Stored data entries:
[start]
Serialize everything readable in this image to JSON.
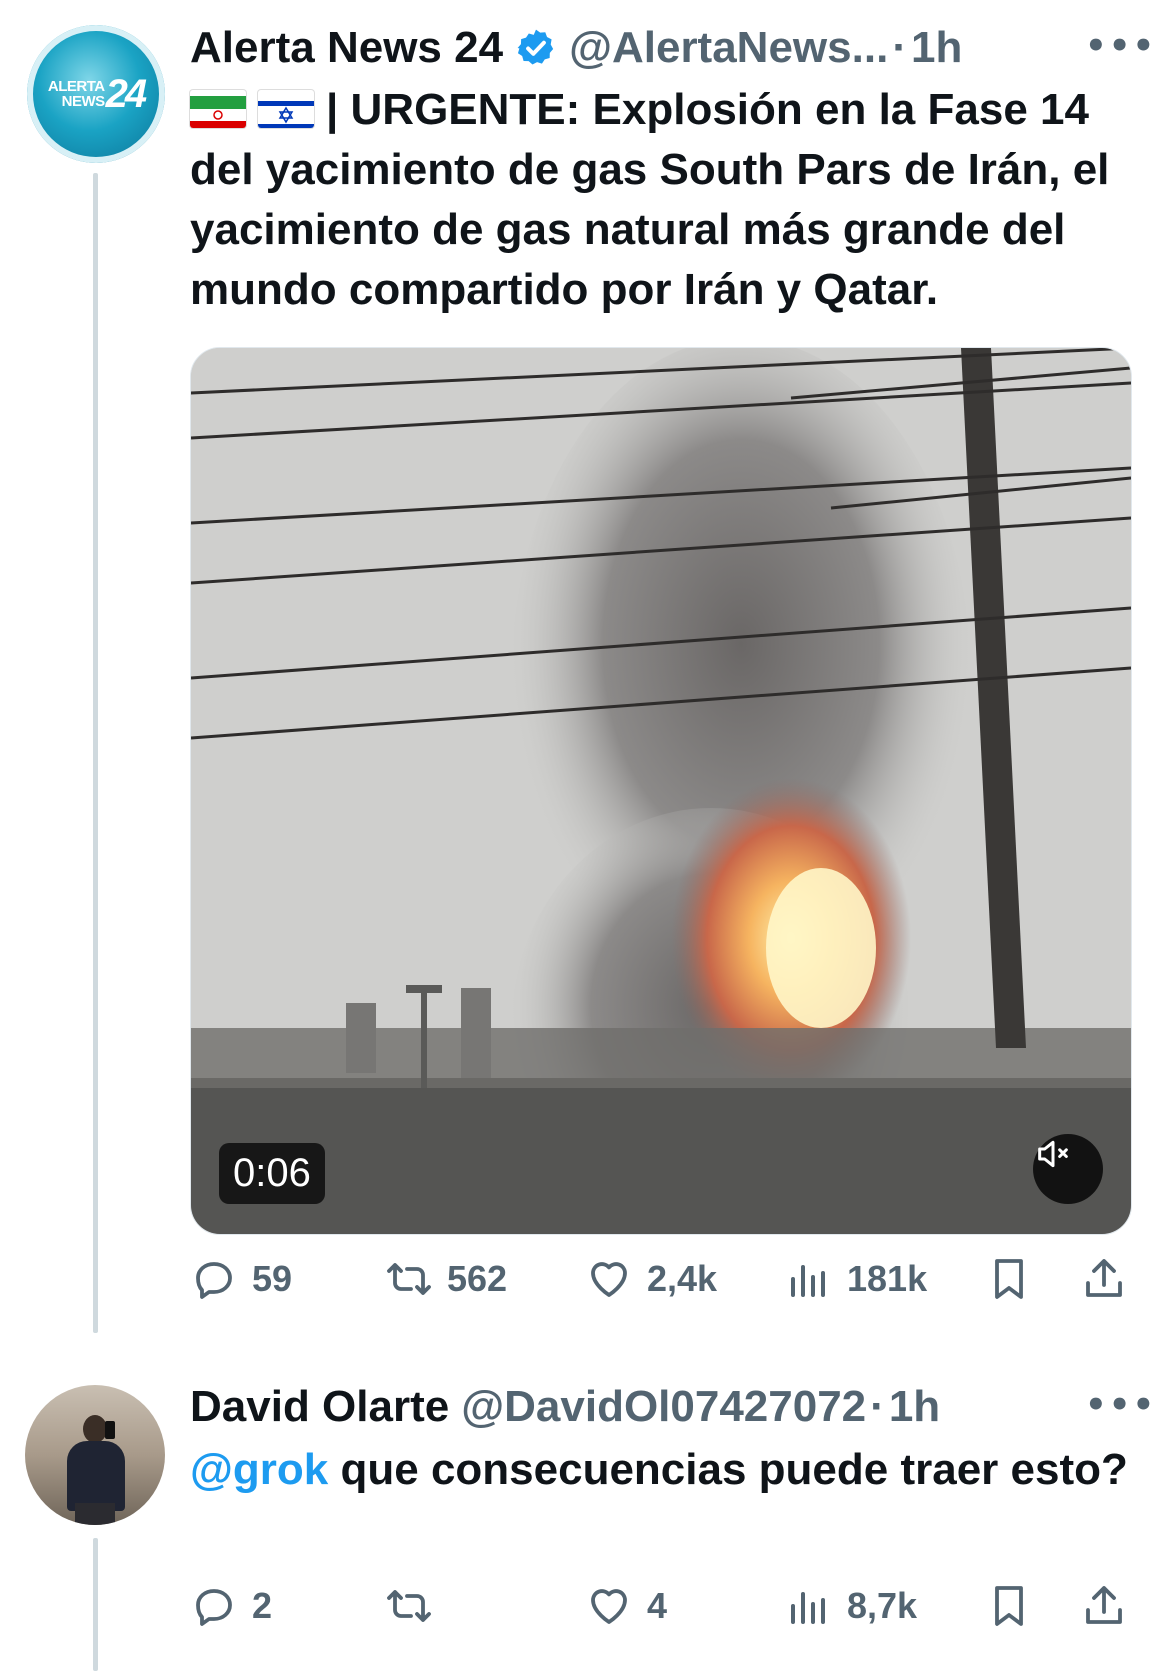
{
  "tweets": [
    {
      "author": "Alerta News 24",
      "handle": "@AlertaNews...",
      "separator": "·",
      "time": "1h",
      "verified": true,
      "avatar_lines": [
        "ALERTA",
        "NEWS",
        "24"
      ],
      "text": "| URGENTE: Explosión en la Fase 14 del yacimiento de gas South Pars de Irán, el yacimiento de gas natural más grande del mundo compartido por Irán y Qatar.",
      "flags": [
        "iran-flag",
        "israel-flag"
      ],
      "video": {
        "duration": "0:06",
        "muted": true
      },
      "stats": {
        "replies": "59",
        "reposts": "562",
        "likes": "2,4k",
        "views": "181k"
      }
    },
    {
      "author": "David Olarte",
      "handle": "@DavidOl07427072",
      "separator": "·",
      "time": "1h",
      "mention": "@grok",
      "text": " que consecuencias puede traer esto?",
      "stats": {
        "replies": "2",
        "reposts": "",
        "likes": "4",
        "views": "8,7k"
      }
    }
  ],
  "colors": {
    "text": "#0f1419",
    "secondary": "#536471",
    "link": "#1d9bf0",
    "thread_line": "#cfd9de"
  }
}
[end]
## TASK GOAL
Above are the records; reproduce them exactly and leave out the pictures.

## ANSWER TO THIS PROBLEM
Serialize everything readable in this image to JSON.
{
  "tweets": [
    {
      "author": "Alerta News 24",
      "handle": "@AlertaNews...",
      "separator": "·",
      "time": "1h",
      "verified": true,
      "avatar_lines": [
        "ALERTA",
        "NEWS",
        "24"
      ],
      "text": "| URGENTE: Explosión en la Fase 14 del yacimiento de gas South Pars de Irán, el yacimiento de gas natural más grande del mundo compartido por Irán y Qatar.",
      "flags": [
        "iran-flag",
        "israel-flag"
      ],
      "video": {
        "duration": "0:06",
        "muted": true
      },
      "stats": {
        "replies": "59",
        "reposts": "562",
        "likes": "2,4k",
        "views": "181k"
      }
    },
    {
      "author": "David Olarte",
      "handle": "@DavidOl07427072",
      "separator": "·",
      "time": "1h",
      "mention": "@grok",
      "text": " que consecuencias puede traer esto?",
      "stats": {
        "replies": "2",
        "reposts": "",
        "likes": "4",
        "views": "8,7k"
      }
    }
  ],
  "colors": {
    "text": "#0f1419",
    "secondary": "#536471",
    "link": "#1d9bf0",
    "thread_line": "#cfd9de"
  }
}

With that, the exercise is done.